DATA EXCERPTS:
* begin *
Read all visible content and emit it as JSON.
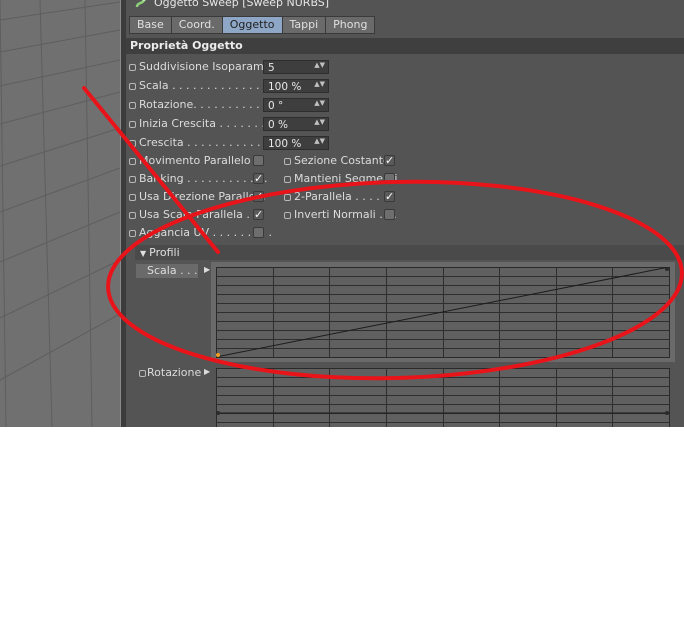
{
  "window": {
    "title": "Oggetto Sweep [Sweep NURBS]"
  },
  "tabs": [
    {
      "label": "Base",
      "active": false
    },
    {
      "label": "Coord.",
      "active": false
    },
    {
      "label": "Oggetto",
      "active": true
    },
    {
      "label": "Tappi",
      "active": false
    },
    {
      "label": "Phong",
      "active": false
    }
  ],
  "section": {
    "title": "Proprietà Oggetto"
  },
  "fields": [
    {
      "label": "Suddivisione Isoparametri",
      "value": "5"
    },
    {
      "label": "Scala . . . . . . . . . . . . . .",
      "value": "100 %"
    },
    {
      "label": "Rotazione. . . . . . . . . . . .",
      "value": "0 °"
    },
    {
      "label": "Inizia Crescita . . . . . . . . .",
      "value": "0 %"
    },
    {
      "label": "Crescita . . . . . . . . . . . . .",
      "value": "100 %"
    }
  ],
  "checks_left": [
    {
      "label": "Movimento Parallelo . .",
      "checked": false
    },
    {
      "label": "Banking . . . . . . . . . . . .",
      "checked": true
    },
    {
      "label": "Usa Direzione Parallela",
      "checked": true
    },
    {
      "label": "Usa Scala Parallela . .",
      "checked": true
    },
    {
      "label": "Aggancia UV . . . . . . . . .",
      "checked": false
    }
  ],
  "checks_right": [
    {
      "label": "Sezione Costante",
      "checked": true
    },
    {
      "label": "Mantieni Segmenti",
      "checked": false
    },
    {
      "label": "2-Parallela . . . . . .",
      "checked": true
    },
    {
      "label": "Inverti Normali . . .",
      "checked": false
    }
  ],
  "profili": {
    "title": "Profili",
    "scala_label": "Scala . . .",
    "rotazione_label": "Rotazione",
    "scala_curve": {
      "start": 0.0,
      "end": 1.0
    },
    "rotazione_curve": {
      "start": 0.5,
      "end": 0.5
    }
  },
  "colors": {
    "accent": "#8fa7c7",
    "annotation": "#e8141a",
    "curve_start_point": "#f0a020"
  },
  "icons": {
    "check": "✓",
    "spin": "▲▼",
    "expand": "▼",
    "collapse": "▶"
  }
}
* end *
* begin *
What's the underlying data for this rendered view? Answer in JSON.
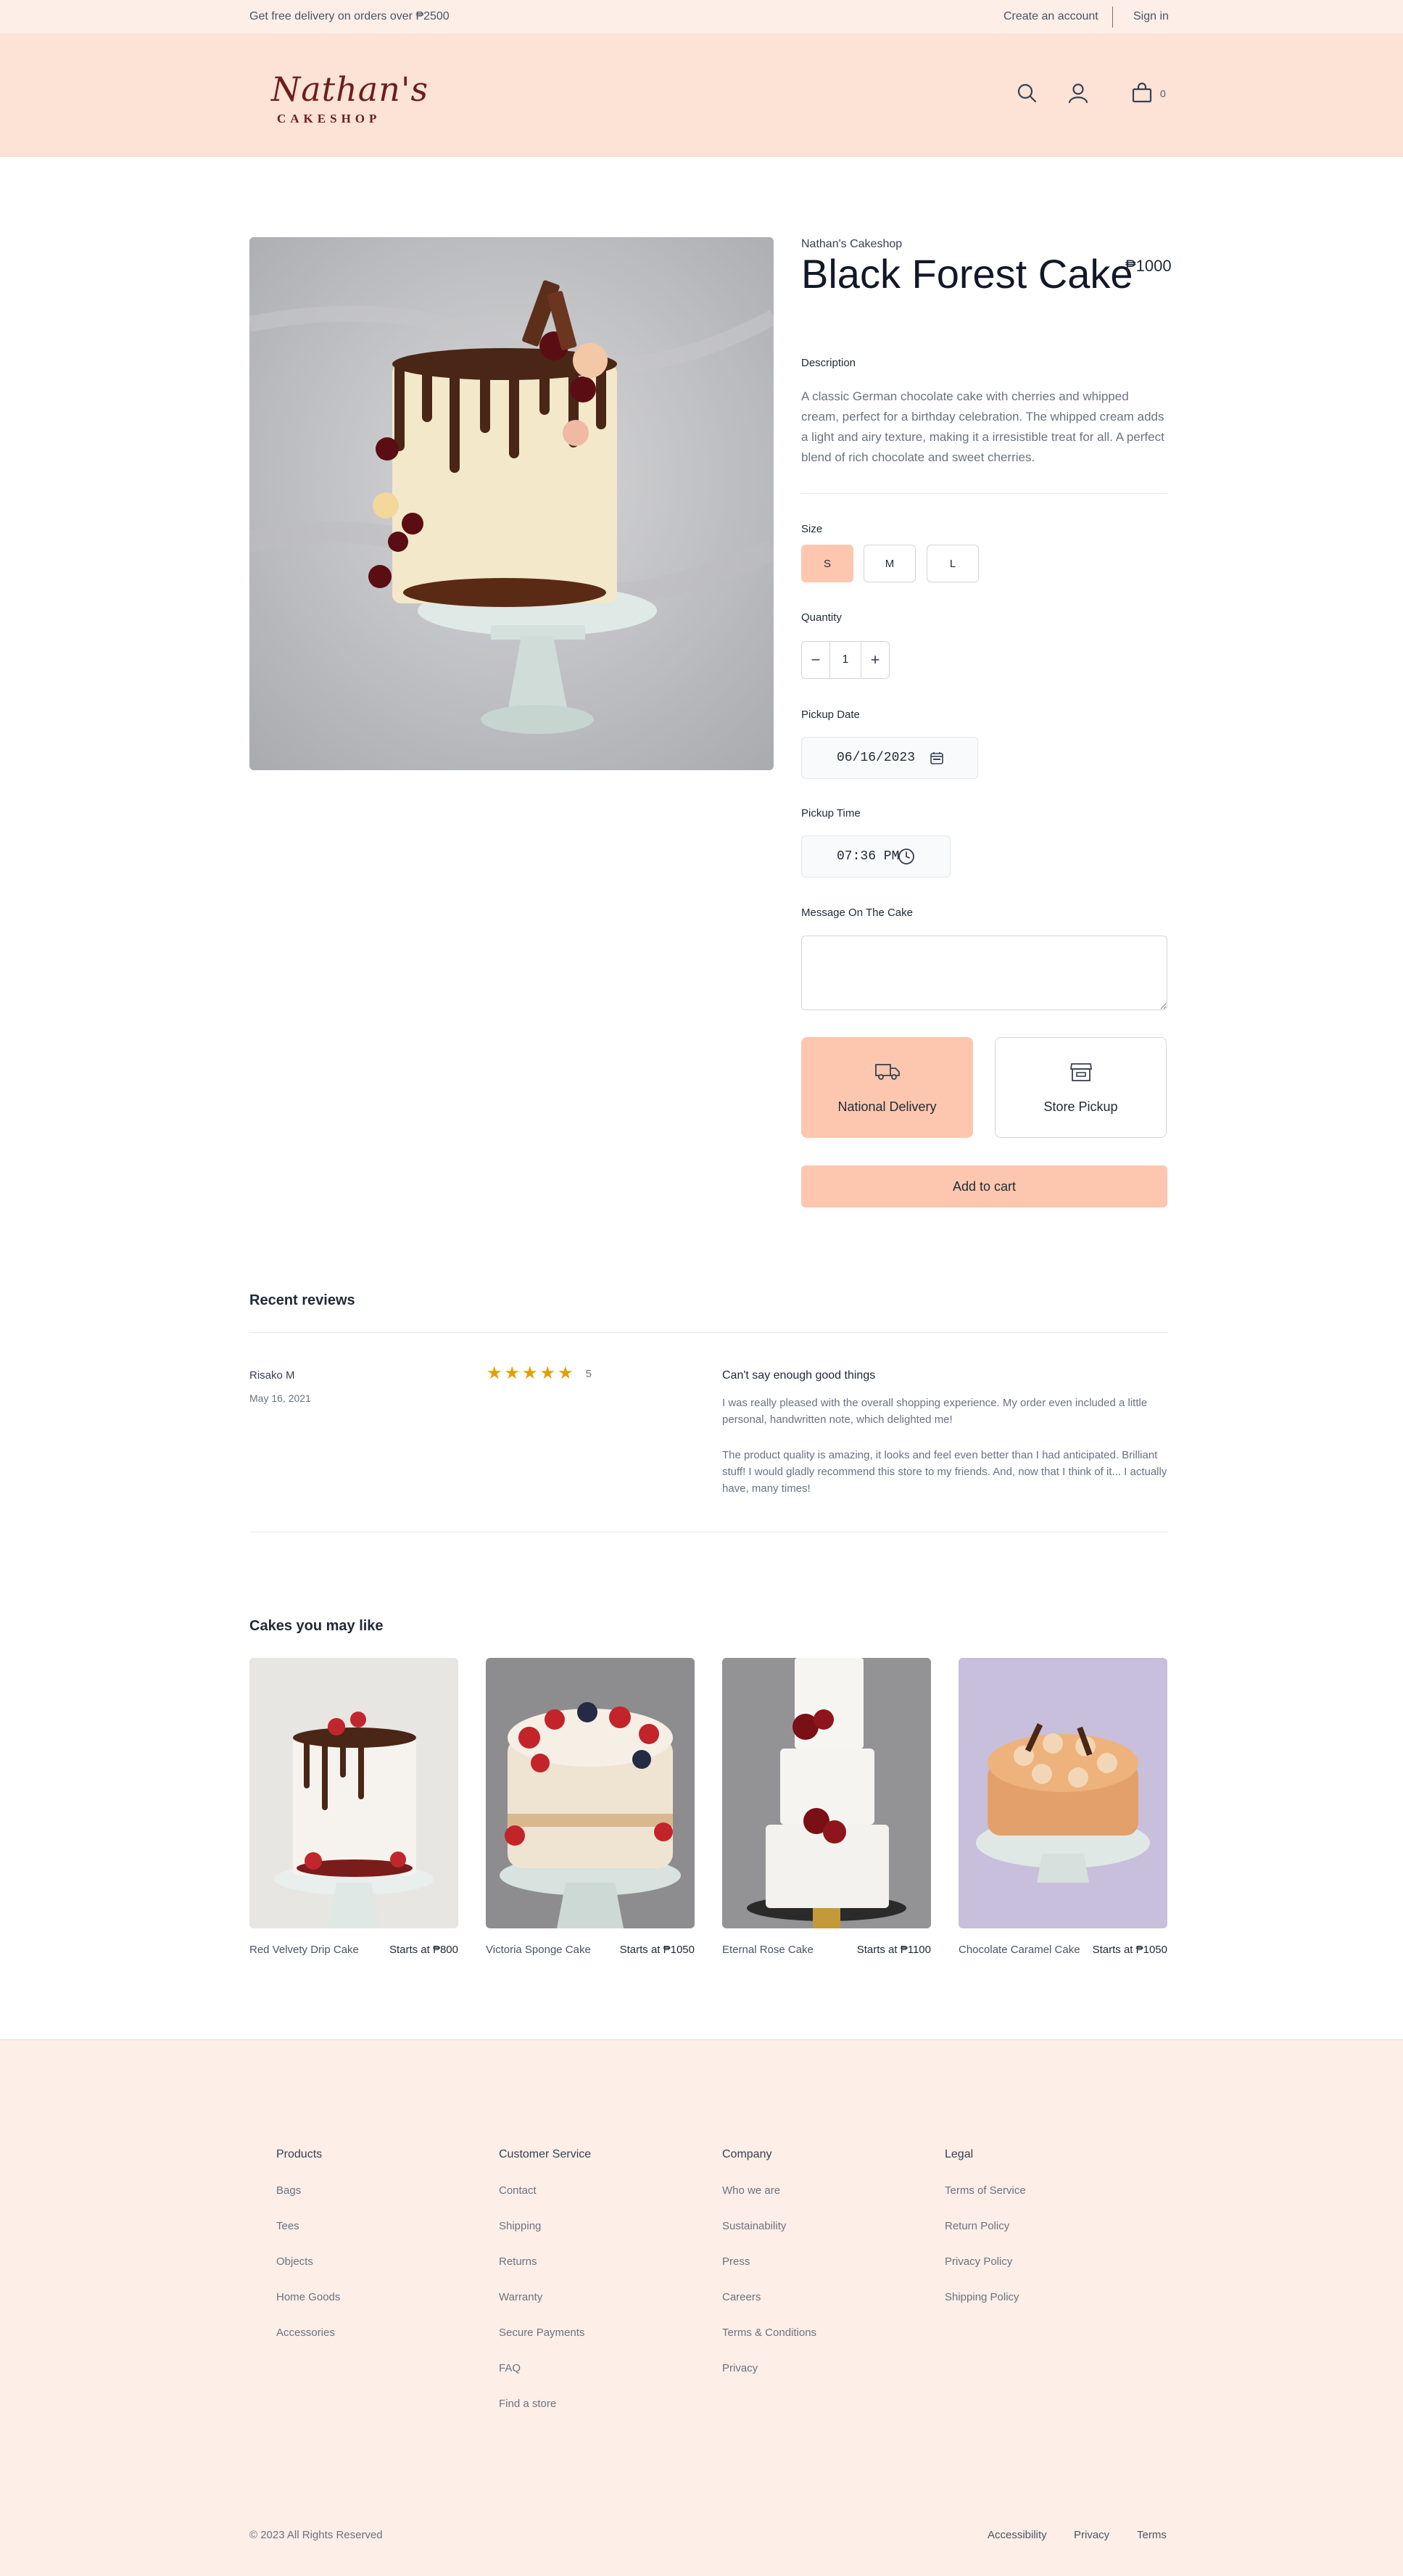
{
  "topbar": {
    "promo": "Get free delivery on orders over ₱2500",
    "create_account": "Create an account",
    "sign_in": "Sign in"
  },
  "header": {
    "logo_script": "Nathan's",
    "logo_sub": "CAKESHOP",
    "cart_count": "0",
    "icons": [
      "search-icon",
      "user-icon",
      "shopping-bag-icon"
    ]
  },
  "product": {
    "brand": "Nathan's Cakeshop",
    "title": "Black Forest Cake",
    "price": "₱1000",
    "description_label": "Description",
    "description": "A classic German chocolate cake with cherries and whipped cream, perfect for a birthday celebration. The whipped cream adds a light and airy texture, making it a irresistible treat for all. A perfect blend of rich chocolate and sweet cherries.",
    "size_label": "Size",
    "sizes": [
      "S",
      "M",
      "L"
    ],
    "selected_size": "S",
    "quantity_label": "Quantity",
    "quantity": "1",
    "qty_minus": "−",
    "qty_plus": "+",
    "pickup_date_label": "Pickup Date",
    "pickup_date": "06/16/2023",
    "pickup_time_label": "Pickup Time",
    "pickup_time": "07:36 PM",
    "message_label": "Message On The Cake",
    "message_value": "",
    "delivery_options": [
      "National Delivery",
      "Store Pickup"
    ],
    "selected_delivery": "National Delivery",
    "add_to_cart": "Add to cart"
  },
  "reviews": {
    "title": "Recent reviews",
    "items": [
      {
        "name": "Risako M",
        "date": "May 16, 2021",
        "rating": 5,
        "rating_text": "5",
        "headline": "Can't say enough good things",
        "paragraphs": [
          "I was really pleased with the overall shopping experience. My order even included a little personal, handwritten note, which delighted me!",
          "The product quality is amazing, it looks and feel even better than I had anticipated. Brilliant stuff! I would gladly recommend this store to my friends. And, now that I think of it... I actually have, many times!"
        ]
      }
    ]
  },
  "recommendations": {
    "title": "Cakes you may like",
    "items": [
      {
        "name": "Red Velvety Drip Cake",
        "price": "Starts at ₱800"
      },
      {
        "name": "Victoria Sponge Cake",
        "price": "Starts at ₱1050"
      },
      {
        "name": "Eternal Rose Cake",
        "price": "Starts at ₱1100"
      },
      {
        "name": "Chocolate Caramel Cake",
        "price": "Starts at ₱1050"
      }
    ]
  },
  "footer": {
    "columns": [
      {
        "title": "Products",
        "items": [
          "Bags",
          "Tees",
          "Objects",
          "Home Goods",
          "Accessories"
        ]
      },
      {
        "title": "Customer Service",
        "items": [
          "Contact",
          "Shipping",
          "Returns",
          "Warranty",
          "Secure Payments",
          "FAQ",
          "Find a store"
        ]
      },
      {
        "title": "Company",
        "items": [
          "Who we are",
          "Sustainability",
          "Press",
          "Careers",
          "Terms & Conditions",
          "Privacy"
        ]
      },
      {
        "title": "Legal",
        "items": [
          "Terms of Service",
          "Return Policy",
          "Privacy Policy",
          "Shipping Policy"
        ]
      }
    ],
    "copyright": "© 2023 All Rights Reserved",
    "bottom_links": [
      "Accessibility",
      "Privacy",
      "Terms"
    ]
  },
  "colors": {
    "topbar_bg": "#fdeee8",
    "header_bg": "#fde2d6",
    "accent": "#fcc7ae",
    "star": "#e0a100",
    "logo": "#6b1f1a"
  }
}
* end *
TASK:
From the data, collect all lines where the string "this" appears.

EXERCISE RESPONSE:
What's the underlying data for this rendered view? Answer in JSON.
          "The product quality is amazing, it looks and feel even better than I had anticipated. Brilliant stuff! I would gladly recommend this store to my friends. And, now that I think of it... I actually have, many times!"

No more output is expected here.